• **Consignes**
1. Citez le passage de l'extrait sur la reprise du Capitole compris entre « (1) La même » et « donne des armes. », ces deux bornes incluses.
2. D'après l'extrait sur la reprise du Capitole, pourquoi les soldats ne se doutèrent-ils pas de la mort du consul Publius Valérius pendant l'assaut ?

Envoi d'un détachement tusculan à Rome. Mort du consul Valérius

[III, 18]

(1) La même nuit, à Tusculum, on vint annoncer la prise de la citadelle, l'occupation du Capitole, et l'état de trouble où d'autres causes avaient plongé la ville. (2) Lucius Mamilius était en ce moment dictateur de Tusculum. Sans perdre un instant, il convoque le sénat; et, ceux qui avaient apporté ces nouvelles ayant été introduits, il conseille fortement (3) "de ne pas attendre que, de Rome, des députés viennent demander secours. Le péril même des Romains, leur position critique, les dieux, la foi des traités, réclament l'aide des Tusculans. S'attacher, par un service signalé, un peuple si puissant et si voisin, est une faveur que les dieux ne leur offriront pas une seconde fois l'occasion de mériter." (4) On décide d'envoyer du secours; on enrôle les jeunes gens, on leur donne des armes.

À Rome, au point du jour, à leur arrivée, on les prit de loin pour des ennemis. C'étaient les Volsques et les Èques qu'on croyait voir en eux. Mais bientôt, ces vaines terreurs dissipées, on leur ouvre la ville et ils descendent en ordre sur le forum. (5) Là, Publius Valérius, tandis que son collègue veillait à la garde des portes, formait déjà ses bataillons. (6) Sa mâle autorité avait prévalu. Il avait promis "qu'après la délivrance du Capitole et le retour de la paix dans Rome, si le peuple consentait à l'écouter, il lui dévoilerait la fourberie dont la loi des tribuns devait assurer le triomphe; et qu'ensuite, plein du souvenir de ses ancêtres, digne du surnom qui lui transmettait de leur part l'obligation, en quelque sorte héréditaire, de protéger les intérêts populaires, il n'apporterait plus aucun obstacle à l'assemblée du peuple." (7) Sous ses ordres et malgré les réclamations des tribuns, les bataillons se mettent à gravir la pente du Capitole/

La légion venue de Tusculum se joignit à eux. Alliés et citoyens se disputent l'honneur de reprendre cette citadelle. Chaque chef excite ses soldats. (8) L'ennemi s'effraie alors; il ne compte plus que sur la force de sa position. Tandis que la peur l'agite, les Romains et leurs alliés dirigent contre lui leurs enseignes. Déjà ils s'étaient ouvert un chemin jusqu'au vestibule du temple, quand Publius Valérius, excitant les siens, périt au premier rang. (9) Publius Volumnius, consulaire, le voit tomber; il ordonne à ceux qui l'entourent de couvrir le corps, et prend la place et les fonctions du consul. L'ardeur, l'impétuosité du soldat empêchèrent qu'il se doutât d'une si grande perte, et il vainquit avant de s'apercevoir qu'il combattait sans général. (11) Une foule d'exilés souillèrent le temple de leur sang; beaucoup furent pris en vie. Herdonius fut tué. Ainsi fut recouvré le Capitole. Les prisonniers, selon qu'ils étaient libres ou esclaves, subirent chacun le supplice réservé à leur condition. Les Tusculans reçurent des actions de grâces; on purifia le Capitole, on y offrit des sacrifices. (11) Chaque plébéien porta, dit-on, à la maison du consul le quart d'un as, pour ajouter à la pompe de ses funérailles.

• **Données fournies**

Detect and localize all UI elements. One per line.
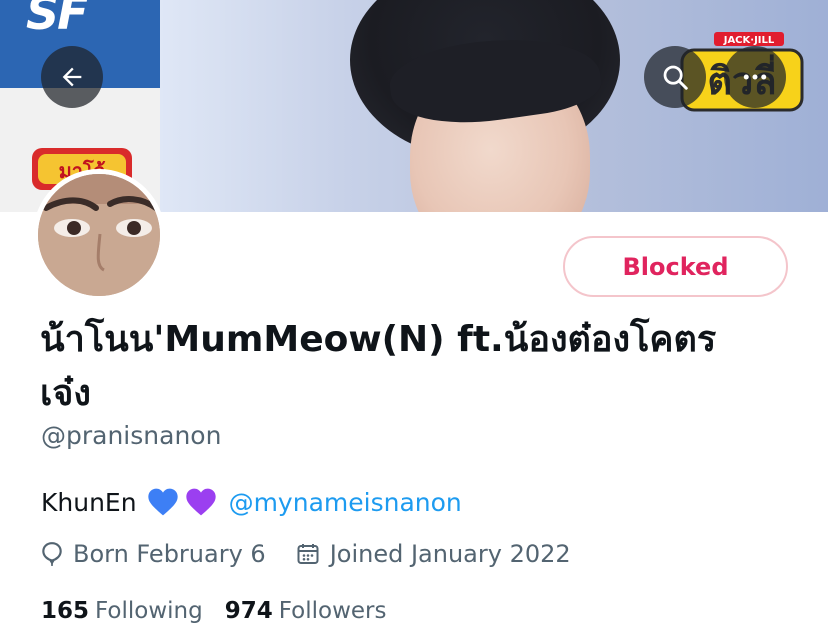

• **Réponses attendues**
1.
(1) La même nuit, à Tusculum, on vint annoncer la prise de la citadelle, l'occupation du Capitole, et l'état de trouble où d'autres causes avaient plongé la ville. (2) Lucius Mamilius était en ce moment dictateur de Tusculum. Sans perdre un instant, il convoque le sénat; et, ceux qui avaient apporté ces nouvelles ayant été introduits, il conseille fortement (3) "de ne pas attendre que, de Rome, des députés viennent demander secours. Le péril même des Romains, leur position critique, les dieux, la foi des traités, réclament l'aide des Tusculans. S'attacher, par un service signalé, un peuple si puissant et si voisin, est une faveur que les dieux ne leur offriront pas une seconde fois l'occasion de mériter." (4) On décide d'envoyer du secours; on enrôle les jeunes gens, on leur donne des armes.

2. L'ardeur et l'impétuosité des soldats les empêchèrent de se douter d'une si grande perte. Ils remportèrent donc la victoire avant de s'apercevoir qu'ils combattaient sans général.